REQUIRED TASK: Find each line with the word "Paint" and copy it.

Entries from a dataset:

***

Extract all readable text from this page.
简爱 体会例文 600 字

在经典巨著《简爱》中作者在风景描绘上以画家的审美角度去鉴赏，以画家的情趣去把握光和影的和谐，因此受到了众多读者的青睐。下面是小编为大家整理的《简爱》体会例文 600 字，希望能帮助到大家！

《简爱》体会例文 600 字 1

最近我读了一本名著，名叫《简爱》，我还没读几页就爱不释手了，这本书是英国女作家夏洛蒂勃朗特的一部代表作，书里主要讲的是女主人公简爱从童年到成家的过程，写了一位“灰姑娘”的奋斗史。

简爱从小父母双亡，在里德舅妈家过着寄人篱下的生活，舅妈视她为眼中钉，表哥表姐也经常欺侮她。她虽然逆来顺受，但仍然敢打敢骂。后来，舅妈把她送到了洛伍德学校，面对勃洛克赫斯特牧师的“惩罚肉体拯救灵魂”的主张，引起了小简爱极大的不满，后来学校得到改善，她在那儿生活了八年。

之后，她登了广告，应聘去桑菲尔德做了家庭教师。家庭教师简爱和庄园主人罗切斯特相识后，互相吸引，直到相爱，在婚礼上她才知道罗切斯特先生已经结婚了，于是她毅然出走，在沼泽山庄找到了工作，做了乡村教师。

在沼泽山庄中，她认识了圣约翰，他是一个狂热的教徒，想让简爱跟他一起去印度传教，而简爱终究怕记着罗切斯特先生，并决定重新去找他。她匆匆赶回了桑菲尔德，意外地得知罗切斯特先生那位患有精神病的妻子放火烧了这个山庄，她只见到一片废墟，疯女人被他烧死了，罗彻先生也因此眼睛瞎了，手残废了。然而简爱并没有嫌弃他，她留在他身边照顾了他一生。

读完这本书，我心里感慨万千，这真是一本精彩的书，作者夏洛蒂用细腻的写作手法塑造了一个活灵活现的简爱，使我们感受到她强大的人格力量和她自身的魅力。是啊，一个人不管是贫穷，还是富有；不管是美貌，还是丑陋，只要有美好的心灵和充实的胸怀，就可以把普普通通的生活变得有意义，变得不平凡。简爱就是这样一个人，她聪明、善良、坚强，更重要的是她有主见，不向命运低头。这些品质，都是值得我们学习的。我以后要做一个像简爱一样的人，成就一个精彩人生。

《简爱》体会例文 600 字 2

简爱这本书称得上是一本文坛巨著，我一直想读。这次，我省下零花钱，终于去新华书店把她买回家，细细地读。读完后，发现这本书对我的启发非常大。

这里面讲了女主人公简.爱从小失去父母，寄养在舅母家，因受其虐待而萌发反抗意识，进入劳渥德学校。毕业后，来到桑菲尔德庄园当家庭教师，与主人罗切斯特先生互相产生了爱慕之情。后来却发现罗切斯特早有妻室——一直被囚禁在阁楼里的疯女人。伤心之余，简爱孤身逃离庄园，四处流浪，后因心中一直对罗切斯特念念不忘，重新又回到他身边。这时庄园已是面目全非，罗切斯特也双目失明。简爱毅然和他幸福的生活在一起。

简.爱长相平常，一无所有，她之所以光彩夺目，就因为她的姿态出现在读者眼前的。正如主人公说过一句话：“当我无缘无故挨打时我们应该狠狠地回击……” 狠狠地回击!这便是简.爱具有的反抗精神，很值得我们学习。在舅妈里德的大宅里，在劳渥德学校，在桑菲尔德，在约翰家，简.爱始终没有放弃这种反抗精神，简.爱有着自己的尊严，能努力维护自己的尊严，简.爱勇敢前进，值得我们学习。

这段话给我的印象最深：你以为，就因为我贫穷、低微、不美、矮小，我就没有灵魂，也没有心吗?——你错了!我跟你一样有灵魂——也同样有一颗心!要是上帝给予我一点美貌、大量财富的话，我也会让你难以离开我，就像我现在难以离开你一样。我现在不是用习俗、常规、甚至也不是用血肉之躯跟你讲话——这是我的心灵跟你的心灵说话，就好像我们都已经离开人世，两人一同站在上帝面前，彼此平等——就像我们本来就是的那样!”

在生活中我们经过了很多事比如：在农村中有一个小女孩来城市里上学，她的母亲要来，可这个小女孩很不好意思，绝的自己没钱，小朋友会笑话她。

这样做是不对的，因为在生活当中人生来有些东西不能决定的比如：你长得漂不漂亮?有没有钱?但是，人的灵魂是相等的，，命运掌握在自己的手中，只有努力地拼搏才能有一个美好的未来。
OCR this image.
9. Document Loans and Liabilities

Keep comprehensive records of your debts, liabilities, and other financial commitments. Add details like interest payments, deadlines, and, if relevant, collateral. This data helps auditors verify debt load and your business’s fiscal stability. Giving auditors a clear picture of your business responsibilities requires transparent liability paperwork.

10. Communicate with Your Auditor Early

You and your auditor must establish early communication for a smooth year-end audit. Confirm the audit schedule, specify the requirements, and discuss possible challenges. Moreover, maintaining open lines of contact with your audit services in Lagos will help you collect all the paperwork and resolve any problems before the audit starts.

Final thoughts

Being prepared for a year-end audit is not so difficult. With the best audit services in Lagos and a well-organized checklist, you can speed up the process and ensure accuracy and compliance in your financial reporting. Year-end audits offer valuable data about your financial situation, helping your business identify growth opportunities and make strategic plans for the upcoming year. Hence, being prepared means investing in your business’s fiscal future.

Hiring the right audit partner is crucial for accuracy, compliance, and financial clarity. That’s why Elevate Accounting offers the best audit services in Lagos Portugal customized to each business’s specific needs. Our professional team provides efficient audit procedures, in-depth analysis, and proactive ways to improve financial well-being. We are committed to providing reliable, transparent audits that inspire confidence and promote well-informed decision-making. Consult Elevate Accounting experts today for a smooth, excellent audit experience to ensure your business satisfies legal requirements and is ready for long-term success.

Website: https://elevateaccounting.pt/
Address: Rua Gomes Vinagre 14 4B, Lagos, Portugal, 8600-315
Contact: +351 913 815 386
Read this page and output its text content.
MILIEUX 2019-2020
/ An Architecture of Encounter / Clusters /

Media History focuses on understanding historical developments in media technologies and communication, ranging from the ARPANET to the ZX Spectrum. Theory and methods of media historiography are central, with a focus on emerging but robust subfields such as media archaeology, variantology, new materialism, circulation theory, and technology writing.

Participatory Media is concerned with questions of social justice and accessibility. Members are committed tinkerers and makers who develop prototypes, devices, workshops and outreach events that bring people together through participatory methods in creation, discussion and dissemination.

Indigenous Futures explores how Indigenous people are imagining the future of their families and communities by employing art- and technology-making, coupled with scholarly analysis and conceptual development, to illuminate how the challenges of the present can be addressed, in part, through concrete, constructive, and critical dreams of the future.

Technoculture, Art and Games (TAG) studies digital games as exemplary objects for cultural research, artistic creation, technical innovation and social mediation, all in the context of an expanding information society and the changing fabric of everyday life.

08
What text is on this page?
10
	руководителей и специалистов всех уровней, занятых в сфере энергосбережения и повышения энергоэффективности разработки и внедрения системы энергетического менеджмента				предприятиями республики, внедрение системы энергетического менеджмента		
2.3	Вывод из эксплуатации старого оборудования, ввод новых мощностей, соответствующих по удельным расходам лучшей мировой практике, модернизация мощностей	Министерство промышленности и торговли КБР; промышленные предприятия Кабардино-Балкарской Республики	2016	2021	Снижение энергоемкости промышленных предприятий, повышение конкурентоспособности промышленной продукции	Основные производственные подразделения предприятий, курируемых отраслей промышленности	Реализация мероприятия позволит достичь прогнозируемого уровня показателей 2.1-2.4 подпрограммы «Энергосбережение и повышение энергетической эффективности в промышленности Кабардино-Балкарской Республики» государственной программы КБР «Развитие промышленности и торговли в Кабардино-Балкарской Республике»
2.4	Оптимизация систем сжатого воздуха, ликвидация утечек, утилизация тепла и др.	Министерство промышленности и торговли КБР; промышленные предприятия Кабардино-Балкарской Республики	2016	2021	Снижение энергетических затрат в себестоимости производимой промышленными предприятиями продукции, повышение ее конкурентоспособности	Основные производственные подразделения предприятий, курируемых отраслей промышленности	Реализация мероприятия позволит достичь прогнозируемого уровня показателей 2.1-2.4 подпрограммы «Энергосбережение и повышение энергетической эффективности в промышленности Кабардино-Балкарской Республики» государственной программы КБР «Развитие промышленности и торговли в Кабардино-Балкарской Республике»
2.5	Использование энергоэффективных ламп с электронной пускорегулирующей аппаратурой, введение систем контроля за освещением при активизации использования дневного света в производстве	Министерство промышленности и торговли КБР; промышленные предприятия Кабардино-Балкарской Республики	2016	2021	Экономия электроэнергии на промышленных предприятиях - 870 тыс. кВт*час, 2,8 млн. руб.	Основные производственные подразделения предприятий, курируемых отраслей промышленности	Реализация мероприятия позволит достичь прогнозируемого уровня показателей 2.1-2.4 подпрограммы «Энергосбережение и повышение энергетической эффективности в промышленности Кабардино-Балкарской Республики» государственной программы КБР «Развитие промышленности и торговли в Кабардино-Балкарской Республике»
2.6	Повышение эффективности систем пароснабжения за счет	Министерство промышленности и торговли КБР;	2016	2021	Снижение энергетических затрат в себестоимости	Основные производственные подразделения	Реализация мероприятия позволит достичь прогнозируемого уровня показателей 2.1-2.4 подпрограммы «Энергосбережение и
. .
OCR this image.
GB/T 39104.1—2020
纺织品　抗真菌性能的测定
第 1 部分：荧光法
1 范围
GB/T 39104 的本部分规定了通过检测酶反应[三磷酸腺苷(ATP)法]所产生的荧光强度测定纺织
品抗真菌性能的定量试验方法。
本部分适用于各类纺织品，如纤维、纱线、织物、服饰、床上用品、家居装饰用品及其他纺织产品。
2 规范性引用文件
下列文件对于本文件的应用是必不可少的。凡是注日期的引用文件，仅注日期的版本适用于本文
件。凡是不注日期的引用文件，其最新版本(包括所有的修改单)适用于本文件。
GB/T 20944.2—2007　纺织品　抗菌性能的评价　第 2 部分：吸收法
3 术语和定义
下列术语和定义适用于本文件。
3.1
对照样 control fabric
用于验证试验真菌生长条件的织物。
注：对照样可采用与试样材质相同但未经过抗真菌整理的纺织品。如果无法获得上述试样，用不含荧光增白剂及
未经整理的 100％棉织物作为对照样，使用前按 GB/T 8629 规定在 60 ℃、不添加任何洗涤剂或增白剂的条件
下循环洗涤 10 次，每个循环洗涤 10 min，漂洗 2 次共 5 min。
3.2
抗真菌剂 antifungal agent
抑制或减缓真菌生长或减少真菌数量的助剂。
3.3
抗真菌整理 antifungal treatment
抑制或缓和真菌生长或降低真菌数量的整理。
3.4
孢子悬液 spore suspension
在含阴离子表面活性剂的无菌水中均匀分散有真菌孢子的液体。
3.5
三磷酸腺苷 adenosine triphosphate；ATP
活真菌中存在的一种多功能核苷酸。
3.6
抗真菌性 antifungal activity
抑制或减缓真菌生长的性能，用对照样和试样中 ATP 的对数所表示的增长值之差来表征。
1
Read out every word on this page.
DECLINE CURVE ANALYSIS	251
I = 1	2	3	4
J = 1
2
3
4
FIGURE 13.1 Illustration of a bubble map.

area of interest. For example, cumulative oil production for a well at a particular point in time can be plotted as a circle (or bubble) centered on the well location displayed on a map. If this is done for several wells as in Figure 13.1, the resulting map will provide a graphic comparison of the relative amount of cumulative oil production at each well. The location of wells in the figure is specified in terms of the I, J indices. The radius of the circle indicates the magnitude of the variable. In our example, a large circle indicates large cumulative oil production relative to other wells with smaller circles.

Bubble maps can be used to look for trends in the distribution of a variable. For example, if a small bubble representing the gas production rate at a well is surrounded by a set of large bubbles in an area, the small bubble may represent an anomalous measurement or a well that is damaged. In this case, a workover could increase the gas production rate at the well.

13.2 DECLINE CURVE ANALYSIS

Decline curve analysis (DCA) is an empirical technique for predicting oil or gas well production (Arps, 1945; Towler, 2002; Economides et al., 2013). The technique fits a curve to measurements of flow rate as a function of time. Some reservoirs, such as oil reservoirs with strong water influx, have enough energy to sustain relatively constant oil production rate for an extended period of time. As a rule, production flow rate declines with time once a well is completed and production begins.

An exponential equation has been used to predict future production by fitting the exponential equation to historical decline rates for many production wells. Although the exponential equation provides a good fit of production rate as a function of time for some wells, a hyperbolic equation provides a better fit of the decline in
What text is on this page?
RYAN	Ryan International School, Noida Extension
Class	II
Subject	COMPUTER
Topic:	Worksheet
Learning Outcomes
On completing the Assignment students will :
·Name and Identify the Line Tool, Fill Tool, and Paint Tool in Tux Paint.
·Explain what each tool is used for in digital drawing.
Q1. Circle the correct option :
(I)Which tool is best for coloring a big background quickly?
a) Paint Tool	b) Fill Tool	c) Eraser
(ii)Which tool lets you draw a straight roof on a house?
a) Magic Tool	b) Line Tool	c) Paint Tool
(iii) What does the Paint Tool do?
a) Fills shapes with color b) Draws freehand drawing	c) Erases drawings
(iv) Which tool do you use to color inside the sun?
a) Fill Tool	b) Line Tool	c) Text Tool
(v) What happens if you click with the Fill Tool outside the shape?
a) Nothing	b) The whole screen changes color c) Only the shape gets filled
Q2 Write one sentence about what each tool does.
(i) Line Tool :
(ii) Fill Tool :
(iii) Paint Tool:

***

FINAL RESULT:
·Name and Identify the Line Tool, Fill Tool, and Paint Tool in Tux Paint.
a) Paint Tool	b) Fill Tool	c) Eraser
a) Magic Tool	b) Line Tool	c) Paint Tool
(iii) What does the Paint Tool do?
(iii) Paint Tool:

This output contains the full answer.